(Try it)
Wherever the word "Percentage" appears in a line of the records, copy that line.
------------------------
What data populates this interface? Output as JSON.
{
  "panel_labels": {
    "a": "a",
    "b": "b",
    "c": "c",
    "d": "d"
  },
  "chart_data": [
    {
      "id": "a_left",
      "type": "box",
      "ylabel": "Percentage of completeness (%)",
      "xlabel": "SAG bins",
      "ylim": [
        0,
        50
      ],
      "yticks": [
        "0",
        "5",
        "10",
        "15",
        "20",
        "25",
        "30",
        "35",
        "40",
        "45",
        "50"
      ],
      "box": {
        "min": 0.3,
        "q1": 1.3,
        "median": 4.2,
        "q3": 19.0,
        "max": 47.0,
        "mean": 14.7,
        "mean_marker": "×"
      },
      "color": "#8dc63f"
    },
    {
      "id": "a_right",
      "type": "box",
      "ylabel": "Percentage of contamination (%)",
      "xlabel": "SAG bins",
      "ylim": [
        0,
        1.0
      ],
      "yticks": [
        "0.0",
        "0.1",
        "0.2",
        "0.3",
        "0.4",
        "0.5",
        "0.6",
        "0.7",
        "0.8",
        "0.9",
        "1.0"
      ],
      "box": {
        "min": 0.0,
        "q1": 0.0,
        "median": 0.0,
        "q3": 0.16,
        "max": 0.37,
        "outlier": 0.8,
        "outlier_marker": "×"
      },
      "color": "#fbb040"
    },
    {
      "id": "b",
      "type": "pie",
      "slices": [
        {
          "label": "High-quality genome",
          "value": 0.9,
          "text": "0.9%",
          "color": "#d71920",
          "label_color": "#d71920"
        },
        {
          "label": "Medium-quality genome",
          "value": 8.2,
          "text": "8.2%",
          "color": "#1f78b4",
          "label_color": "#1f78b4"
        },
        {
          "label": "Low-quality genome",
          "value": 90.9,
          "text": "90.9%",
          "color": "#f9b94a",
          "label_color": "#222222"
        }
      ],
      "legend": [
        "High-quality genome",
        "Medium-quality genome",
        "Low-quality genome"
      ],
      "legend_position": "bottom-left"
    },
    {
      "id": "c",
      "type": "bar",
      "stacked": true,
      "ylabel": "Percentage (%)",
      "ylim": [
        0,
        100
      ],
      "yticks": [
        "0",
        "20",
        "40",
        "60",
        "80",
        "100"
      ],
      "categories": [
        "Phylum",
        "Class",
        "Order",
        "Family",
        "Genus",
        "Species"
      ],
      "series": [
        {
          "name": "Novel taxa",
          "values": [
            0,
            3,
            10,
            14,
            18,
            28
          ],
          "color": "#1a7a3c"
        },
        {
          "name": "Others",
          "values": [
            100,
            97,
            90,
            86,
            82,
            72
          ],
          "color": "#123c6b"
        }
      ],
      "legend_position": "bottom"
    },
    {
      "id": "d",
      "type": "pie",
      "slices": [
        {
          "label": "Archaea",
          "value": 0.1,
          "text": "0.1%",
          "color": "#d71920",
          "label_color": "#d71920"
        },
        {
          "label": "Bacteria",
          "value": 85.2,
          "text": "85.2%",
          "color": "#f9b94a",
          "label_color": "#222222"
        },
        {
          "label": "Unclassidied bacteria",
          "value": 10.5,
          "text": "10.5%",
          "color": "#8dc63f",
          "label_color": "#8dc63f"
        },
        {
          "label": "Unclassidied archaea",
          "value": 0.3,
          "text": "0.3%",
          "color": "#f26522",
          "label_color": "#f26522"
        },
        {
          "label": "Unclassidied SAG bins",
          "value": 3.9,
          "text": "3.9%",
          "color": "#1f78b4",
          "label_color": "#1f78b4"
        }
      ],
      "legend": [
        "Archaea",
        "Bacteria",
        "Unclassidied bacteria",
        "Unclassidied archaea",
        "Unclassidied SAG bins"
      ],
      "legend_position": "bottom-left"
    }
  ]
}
------------------------
(Exercise answer)
      "ylabel": "Percentage of completeness (%)",
      "ylabel": "Percentage of contamination (%)",
      "ylabel": "Percentage (%)",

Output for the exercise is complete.